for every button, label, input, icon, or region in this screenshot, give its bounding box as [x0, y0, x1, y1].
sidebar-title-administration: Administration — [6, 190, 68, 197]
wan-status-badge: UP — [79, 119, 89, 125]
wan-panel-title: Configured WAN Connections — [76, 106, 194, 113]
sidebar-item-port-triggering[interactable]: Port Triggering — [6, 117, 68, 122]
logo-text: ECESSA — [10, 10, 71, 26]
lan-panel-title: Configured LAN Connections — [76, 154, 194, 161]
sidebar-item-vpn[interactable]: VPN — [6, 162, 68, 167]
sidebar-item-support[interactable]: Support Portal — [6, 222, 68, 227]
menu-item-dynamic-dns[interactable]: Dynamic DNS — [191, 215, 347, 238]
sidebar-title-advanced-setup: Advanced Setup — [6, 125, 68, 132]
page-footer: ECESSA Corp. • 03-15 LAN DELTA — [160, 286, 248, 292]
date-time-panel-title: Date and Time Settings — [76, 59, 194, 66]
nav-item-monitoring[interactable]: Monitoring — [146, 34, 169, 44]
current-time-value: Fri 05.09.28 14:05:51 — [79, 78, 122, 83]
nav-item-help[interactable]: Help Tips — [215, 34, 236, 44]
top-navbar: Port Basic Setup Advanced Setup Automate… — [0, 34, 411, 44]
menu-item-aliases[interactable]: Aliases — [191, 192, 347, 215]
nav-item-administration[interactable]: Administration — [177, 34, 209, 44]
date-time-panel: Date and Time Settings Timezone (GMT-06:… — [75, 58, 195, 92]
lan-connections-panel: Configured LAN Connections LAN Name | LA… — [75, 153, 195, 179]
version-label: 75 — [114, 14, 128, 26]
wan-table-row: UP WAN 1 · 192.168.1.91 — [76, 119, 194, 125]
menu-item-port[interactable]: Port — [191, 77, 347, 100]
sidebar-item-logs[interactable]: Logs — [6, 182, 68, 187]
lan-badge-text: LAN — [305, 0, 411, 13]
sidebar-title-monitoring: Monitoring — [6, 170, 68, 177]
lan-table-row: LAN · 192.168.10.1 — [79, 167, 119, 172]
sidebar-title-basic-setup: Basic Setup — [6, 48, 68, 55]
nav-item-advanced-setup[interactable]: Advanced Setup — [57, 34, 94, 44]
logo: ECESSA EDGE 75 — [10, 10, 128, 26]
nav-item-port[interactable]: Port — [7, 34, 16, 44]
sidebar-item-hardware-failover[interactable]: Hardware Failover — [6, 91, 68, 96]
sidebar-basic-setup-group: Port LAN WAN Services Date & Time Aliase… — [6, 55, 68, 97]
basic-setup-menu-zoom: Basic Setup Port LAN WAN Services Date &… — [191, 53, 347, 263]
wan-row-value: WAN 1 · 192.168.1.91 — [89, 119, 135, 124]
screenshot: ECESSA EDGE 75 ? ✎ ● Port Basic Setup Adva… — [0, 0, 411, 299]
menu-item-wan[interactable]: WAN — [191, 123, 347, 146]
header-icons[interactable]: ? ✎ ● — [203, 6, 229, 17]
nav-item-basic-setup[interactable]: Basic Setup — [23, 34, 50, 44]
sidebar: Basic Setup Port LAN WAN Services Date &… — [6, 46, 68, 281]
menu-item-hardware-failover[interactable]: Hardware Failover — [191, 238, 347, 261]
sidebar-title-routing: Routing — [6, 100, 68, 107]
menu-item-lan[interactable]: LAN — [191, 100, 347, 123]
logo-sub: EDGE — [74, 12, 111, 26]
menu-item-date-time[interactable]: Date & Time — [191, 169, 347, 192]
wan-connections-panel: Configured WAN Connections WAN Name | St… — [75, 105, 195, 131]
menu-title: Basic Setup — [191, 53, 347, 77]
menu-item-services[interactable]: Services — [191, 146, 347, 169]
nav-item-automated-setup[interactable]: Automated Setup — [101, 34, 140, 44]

What this task involves:
Reproduce every line of the entry above verbatim, keeping its order and punctuation unchanged.

Exercise solution:
for every button, label, input, icon, or region in this screenshot, give its bounding box as [x0, y0, x1, y1].
sidebar-title-administration: Administration — [6, 190, 68, 197]
wan-status-badge: UP — [79, 119, 89, 125]
wan-panel-title: Configured WAN Connections — [76, 106, 194, 113]
sidebar-item-port-triggering[interactable]: Port Triggering — [6, 117, 68, 122]
logo-text: ECESSA — [10, 10, 71, 26]
lan-panel-title: Configured LAN Connections — [76, 154, 194, 161]
sidebar-item-vpn[interactable]: VPN — [6, 162, 68, 167]
sidebar-item-support[interactable]: Support Portal — [6, 222, 68, 227]
menu-item-dynamic-dns[interactable]: Dynamic DNS — [191, 215, 347, 238]
sidebar-title-advanced-setup: Advanced Setup — [6, 125, 68, 132]
page-footer: ECESSA Corp. • 03-15 LAN DELTA — [160, 286, 248, 292]
date-time-panel-title: Date and Time Settings — [76, 59, 194, 66]
nav-item-monitoring[interactable]: Monitoring — [146, 34, 169, 44]
current-time-value: Fri 05.09.28 14:05:51 — [79, 78, 122, 83]
nav-item-help[interactable]: Help Tips — [215, 34, 236, 44]
top-navbar: Port Basic Setup Advanced Setup Automate… — [0, 34, 411, 44]
menu-item-aliases[interactable]: Aliases — [191, 192, 347, 215]
nav-item-administration[interactable]: Administration — [177, 34, 209, 44]
date-time-panel: Date and Time Settings Timezone (GMT-06:… — [75, 58, 195, 92]
lan-connections-panel: Configured LAN Connections LAN Name | LA… — [75, 153, 195, 179]
version-label: 75 — [114, 14, 128, 26]
wan-table-row: UP WAN 1 · 192.168.1.91 — [76, 119, 194, 125]
menu-item-port[interactable]: Port — [191, 77, 347, 100]
sidebar-item-logs[interactable]: Logs — [6, 182, 68, 187]
lan-badge-text: LAN — [305, 0, 411, 13]
sidebar-title-monitoring: Monitoring — [6, 170, 68, 177]
lan-table-row: LAN · 192.168.10.1 — [79, 167, 119, 172]
sidebar-title-basic-setup: Basic Setup — [6, 48, 68, 55]
nav-item-advanced-setup[interactable]: Advanced Setup — [57, 34, 94, 44]
logo: ECESSA EDGE 75 — [10, 10, 128, 26]
nav-item-port[interactable]: Port — [7, 34, 16, 44]
sidebar-item-hardware-failover[interactable]: Hardware Failover — [6, 91, 68, 96]
sidebar-basic-setup-group: Port LAN WAN Services Date & Time Aliase… — [6, 55, 68, 97]
basic-setup-menu-zoom: Basic Setup Port LAN WAN Services Date &… — [191, 53, 347, 263]
wan-row-value: WAN 1 · 192.168.1.91 — [89, 119, 135, 124]
screenshot: ECESSA EDGE 75 ? ✎ ● Port Basic Setup Adva… — [0, 0, 411, 299]
menu-item-wan[interactable]: WAN — [191, 123, 347, 146]
header-icons[interactable]: ? ✎ ● — [203, 6, 229, 17]
nav-item-basic-setup[interactable]: Basic Setup — [23, 34, 50, 44]
sidebar: Basic Setup Port LAN WAN Services Date &… — [6, 46, 68, 281]
menu-item-hardware-failover[interactable]: Hardware Failover — [191, 238, 347, 261]
sidebar-title-routing: Routing — [6, 100, 68, 107]
menu-item-lan[interactable]: LAN — [191, 100, 347, 123]
logo-sub: EDGE — [74, 12, 111, 26]
menu-item-date-time[interactable]: Date & Time — [191, 169, 347, 192]
wan-connections-panel: Configured WAN Connections WAN Name | St… — [75, 105, 195, 131]
menu-title: Basic Setup — [191, 53, 347, 77]
menu-item-services[interactable]: Services — [191, 146, 347, 169]
nav-item-automated-setup[interactable]: Automated Setup — [101, 34, 140, 44]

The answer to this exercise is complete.